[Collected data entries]
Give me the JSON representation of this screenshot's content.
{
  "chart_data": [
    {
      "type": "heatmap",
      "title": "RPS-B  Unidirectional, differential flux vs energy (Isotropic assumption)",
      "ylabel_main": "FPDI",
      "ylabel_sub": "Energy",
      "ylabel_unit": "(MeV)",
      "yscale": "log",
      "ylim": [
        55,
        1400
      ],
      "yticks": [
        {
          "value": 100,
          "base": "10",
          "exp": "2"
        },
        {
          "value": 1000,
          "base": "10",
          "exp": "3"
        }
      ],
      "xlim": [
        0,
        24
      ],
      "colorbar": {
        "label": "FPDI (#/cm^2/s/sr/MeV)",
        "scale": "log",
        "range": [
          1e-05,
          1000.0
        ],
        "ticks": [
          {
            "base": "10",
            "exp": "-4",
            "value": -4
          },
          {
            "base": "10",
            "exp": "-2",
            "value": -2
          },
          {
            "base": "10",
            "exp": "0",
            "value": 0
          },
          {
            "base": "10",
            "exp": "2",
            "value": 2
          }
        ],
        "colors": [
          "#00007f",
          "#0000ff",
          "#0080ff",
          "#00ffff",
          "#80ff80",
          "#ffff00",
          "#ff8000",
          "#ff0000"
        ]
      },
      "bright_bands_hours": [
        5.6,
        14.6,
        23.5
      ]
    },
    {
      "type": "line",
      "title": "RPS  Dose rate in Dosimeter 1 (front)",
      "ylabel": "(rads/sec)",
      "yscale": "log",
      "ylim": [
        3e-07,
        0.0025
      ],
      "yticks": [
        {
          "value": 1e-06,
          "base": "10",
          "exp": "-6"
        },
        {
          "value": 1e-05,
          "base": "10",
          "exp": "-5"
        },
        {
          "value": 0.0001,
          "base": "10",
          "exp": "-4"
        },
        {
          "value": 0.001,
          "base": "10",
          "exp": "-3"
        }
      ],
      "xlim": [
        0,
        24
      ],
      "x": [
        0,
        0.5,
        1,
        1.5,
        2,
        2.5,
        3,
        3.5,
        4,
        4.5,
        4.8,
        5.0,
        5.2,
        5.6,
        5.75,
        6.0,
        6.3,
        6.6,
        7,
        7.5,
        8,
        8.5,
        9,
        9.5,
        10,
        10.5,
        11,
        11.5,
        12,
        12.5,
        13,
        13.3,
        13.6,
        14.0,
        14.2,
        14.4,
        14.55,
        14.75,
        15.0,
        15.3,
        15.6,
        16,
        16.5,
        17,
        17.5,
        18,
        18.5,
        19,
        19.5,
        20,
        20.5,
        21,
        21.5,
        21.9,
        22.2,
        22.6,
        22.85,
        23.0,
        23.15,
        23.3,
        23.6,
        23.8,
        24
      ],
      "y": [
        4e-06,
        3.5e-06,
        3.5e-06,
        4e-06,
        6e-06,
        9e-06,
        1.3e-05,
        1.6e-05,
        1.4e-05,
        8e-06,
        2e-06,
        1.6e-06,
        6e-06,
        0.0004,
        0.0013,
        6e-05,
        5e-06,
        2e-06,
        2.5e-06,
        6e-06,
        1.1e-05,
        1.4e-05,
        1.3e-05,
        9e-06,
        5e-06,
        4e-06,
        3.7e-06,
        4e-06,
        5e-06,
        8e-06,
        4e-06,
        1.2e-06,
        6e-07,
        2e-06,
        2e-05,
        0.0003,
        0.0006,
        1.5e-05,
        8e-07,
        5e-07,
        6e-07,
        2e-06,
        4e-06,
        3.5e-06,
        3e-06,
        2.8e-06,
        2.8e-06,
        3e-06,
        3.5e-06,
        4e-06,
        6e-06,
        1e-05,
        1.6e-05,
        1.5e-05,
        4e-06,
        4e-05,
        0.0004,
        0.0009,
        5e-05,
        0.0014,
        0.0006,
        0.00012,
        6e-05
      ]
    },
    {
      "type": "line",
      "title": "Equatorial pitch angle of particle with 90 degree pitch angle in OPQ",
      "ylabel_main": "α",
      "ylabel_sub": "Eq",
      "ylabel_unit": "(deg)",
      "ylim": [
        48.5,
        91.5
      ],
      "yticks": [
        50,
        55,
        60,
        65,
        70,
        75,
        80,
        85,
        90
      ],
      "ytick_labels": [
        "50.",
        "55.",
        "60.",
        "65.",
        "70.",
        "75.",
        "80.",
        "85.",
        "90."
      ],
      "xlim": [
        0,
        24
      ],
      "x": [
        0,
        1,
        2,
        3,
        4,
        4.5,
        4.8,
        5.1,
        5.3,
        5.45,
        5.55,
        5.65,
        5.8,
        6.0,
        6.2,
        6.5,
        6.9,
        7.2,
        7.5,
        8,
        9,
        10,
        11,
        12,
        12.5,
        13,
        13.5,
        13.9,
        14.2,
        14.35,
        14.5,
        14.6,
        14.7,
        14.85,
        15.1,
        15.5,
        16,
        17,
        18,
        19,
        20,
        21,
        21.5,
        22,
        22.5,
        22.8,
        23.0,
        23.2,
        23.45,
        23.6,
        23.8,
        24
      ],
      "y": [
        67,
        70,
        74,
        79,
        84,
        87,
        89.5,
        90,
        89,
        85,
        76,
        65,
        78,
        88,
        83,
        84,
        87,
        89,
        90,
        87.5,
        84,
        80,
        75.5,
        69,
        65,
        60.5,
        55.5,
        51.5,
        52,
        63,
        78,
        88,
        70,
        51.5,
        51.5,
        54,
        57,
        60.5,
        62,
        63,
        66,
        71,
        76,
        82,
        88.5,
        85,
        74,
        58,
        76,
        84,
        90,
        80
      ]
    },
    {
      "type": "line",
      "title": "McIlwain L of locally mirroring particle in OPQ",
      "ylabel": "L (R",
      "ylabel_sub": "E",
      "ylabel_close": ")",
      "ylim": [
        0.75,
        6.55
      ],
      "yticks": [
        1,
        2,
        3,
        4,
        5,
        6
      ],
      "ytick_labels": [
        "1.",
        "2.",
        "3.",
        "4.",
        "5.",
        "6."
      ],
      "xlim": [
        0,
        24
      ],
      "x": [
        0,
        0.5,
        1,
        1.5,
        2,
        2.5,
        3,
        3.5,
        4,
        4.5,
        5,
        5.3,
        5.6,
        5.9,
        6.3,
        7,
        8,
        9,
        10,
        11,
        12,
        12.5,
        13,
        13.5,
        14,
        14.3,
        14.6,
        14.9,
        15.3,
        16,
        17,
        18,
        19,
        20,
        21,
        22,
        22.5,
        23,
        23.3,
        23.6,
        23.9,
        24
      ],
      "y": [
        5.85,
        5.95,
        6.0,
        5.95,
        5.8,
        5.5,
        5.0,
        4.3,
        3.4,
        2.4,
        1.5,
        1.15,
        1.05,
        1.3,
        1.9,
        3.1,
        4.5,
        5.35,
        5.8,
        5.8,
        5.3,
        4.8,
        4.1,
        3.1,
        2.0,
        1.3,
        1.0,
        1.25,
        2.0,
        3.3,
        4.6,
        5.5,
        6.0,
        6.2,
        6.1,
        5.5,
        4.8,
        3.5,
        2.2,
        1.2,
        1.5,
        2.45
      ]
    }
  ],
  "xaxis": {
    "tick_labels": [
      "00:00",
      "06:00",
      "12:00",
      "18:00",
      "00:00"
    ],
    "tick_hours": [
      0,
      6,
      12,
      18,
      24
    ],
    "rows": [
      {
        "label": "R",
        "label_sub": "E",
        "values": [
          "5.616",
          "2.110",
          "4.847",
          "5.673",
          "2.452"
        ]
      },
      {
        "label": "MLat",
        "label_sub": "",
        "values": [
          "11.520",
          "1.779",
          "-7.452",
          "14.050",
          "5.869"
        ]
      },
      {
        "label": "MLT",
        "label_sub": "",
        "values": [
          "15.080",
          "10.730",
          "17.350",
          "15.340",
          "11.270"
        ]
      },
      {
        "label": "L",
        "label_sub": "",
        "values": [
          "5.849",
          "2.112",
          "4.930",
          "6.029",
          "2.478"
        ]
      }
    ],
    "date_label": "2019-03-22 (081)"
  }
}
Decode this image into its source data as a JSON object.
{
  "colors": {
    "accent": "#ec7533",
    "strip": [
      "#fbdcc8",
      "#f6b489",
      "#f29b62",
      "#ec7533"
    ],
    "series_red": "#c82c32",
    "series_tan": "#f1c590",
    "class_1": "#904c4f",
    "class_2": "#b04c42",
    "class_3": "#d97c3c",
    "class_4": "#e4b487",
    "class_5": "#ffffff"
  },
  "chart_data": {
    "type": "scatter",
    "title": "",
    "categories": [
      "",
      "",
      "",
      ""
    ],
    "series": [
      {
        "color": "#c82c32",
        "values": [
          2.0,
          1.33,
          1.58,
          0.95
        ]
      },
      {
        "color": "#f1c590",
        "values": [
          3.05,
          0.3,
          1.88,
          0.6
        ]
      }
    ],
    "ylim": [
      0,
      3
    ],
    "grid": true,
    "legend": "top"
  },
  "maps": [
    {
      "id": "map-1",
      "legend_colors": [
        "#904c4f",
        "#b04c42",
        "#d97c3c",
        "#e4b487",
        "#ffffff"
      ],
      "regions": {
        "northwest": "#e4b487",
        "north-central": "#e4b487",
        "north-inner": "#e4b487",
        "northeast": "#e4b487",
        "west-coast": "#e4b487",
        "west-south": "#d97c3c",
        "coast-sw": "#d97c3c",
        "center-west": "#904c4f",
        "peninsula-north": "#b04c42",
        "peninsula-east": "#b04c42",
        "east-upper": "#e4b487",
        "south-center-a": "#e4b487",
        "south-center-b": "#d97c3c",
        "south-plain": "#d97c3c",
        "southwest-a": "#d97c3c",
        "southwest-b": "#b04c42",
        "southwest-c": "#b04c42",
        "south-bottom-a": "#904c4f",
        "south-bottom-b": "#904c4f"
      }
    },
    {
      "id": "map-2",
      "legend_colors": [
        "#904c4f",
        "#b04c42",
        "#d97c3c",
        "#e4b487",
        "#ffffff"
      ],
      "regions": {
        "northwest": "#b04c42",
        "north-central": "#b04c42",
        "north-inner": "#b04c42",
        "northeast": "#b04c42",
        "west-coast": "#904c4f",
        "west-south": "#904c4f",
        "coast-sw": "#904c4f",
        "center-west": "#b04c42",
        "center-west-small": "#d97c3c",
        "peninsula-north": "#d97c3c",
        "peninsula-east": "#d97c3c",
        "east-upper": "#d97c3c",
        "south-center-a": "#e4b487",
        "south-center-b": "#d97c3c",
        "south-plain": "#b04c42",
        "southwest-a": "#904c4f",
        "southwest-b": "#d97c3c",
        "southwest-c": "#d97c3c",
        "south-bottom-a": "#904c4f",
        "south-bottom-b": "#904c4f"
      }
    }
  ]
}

:: Required work ::
Which lines include the word "this"? Copy every one of them.

:: Output of the exercise ::
Give me the JSON representation of this screenshot's content.
Decode this image into its source data as a JSON object.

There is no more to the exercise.